### Work to do
Each entry needs to be restated exactly as written.

[Extracted records]
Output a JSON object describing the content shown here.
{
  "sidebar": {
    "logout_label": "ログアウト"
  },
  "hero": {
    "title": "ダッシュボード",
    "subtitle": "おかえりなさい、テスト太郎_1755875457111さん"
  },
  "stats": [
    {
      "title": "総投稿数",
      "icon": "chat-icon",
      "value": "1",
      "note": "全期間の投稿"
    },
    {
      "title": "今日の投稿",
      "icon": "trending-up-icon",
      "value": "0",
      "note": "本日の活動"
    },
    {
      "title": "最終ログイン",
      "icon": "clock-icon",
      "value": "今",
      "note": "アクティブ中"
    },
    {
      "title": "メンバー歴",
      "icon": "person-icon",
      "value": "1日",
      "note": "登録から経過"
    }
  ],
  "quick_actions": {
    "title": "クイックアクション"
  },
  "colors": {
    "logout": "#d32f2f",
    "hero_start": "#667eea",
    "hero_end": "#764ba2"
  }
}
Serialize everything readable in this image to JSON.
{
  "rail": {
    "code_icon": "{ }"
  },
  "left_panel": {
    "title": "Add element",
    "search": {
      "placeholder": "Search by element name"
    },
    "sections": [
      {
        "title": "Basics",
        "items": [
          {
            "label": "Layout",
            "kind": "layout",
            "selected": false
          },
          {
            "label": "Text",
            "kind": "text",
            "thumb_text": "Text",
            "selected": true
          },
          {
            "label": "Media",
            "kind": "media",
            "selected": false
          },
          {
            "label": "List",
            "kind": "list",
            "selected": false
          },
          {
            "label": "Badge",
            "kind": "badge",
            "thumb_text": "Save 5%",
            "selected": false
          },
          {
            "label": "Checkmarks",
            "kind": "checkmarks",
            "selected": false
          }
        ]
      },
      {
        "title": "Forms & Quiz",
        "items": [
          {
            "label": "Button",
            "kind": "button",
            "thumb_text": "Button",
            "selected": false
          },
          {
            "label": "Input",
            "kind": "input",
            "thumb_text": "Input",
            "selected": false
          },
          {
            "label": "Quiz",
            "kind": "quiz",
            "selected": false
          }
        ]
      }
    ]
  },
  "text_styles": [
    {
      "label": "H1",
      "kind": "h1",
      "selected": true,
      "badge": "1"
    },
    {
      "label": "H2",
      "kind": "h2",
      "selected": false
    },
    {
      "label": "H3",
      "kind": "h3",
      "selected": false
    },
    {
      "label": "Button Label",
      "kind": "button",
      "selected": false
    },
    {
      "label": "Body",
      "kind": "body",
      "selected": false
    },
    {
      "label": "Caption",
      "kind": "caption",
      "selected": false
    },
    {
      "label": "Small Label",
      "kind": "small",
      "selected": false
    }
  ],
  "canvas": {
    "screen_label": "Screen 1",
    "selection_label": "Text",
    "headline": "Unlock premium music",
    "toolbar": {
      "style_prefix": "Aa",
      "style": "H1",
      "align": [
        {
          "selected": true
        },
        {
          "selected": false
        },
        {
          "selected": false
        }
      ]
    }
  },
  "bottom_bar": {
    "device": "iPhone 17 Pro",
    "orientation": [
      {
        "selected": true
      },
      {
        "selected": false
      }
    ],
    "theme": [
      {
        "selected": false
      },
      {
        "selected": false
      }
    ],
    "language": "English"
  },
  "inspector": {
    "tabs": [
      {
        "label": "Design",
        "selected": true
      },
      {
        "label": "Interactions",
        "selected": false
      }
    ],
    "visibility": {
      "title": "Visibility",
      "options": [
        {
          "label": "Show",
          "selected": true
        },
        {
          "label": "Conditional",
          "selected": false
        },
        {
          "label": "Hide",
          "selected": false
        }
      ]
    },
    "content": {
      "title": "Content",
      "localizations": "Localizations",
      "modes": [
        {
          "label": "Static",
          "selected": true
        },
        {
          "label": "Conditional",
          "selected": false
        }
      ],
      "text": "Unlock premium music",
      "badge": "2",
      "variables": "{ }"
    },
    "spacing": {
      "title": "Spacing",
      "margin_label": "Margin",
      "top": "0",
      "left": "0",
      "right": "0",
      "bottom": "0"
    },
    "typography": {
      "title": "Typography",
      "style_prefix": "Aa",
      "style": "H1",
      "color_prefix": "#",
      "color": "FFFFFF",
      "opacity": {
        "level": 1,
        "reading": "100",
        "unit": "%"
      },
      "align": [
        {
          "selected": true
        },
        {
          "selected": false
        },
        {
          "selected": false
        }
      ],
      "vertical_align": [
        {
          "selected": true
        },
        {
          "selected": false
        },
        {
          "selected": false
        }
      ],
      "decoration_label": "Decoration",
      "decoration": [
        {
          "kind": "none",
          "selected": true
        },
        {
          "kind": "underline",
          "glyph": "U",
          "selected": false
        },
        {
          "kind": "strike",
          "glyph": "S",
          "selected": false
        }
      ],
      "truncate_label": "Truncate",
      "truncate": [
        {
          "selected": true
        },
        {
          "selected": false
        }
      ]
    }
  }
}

### Problem solution
Output a JSON object describing the content shown here.
{
  "sidebar": {
    "logout_label": "ログアウト"
  },
  "hero": {
    "title": "ダッシュボード",
    "subtitle": "おかえりなさい、テスト太郎_1755875457111さん"
  },
  "stats": [
    {
      "title": "総投稿数",
      "icon": "chat-icon",
      "value": "1",
      "note": "全期間の投稿"
    },
    {
      "title": "今日の投稿",
      "icon": "trending-up-icon",
      "value": "0",
      "note": "本日の活動"
    },
    {
      "title": "最終ログイン",
      "icon": "clock-icon",
      "value": "今",
      "note": "アクティブ中"
    },
    {
      "title": "メンバー歴",
      "icon": "person-icon",
      "value": "1日",
      "note": "登録から経過"
    }
  ],
  "quick_actions": {
    "title": "クイックアクション"
  },
  "colors": {
    "logout": "#d32f2f",
    "hero_start": "#667eea",
    "hero_end": "#764ba2"
  }
}
Serialize everything readable in this image to JSON.
{
  "rail": {
    "code_icon": "{ }"
  },
  "left_panel": {
    "title": "Add element",
    "search": {
      "placeholder": "Search by element name"
    },
    "sections": [
      {
        "title": "Basics",
        "items": [
          {
            "label": "Layout",
            "kind": "layout",
            "selected": false
          },
          {
            "label": "Text",
            "kind": "text",
            "thumb_text": "Text",
            "selected": true
          },
          {
            "label": "Media",
            "kind": "media",
            "selected": false
          },
          {
            "label": "List",
            "kind": "list",
            "selected": false
          },
          {
            "label": "Badge",
            "kind": "badge",
            "thumb_text": "Save 5%",
            "selected": false
          },
          {
            "label": "Checkmarks",
            "kind": "checkmarks",
            "selected": false
          }
        ]
      },
      {
        "title": "Forms & Quiz",
        "items": [
          {
            "label": "Button",
            "kind": "button",
            "thumb_text": "Button",
            "selected": false
          },
          {
            "label": "Input",
            "kind": "input",
            "thumb_text": "Input",
            "selected": false
          },
          {
            "label": "Quiz",
            "kind": "quiz",
            "selected": false
          }
        ]
      }
    ]
  },
  "text_styles": [
    {
      "label": "H1",
      "kind": "h1",
      "selected": true,
      "badge": "1"
    },
    {
      "label": "H2",
      "kind": "h2",
      "selected": false
    },
    {
      "label": "H3",
      "kind": "h3",
      "selected": false
    },
    {
      "label": "Button Label",
      "kind": "button",
      "selected": false
    },
    {
      "label": "Body",
      "kind": "body",
      "selected": false
    },
    {
      "label": "Caption",
      "kind": "caption",
      "selected": false
    },
    {
      "label": "Small Label",
      "kind": "small",
      "selected": false
    }
  ],
  "canvas": {
    "screen_label": "Screen 1",
    "selection_label": "Text",
    "headline": "Unlock premium music",
    "toolbar": {
      "style_prefix": "Aa",
      "style": "H1",
      "align": [
        {
          "selected": true
        },
        {
          "selected": false
        },
        {
          "selected": false
        }
      ]
    }
  },
  "bottom_bar": {
    "device": "iPhone 17 Pro",
    "orientation": [
      {
        "selected": true
      },
      {
        "selected": false
      }
    ],
    "theme": [
      {
        "selected": false
      },
      {
        "selected": false
      }
    ],
    "language": "English"
  },
  "inspector": {
    "tabs": [
      {
        "label": "Design",
        "selected": true
      },
      {
        "label": "Interactions",
        "selected": false
      }
    ],
    "visibility": {
      "title": "Visibility",
      "options": [
        {
          "label": "Show",
          "selected": true
        },
        {
          "label": "Conditional",
          "selected": false
        },
        {
          "label": "Hide",
          "selected": false
        }
      ]
    },
    "content": {
      "title": "Content",
      "localizations": "Localizations",
      "modes": [
        {
          "label": "Static",
          "selected": true
        },
        {
          "label": "Conditional",
          "selected": false
        }
      ],
      "text": "Unlock premium music",
      "badge": "2",
      "variables": "{ }"
    },
    "spacing": {
      "title": "Spacing",
      "margin_label": "Margin",
      "top": "0",
      "left": "0",
      "right": "0",
      "bottom": "0"
    },
    "typography": {
      "title": "Typography",
      "style_prefix": "Aa",
      "style": "H1",
      "color_prefix": "#",
      "color": "FFFFFF",
      "opacity": {
        "level": 1,
        "reading": "100",
        "unit": "%"
      },
      "align": [
        {
          "selected": true
        },
        {
          "selected": false
        },
        {
          "selected": false
        }
      ],
      "vertical_align": [
        {
          "selected": true
        },
        {
          "selected": false
        },
        {
          "selected": false
        }
      ],
      "decoration_label": "Decoration",
      "decoration": [
        {
          "kind": "none",
          "selected": true
        },
        {
          "kind": "underline",
          "glyph": "U",
          "selected": false
        },
        {
          "kind": "strike",
          "glyph": "S",
          "selected": false
        }
      ],
      "truncate_label": "Truncate",
      "truncate": [
        {
          "selected": true
        },
        {
          "selected": false
        }
      ]
    }
  }
}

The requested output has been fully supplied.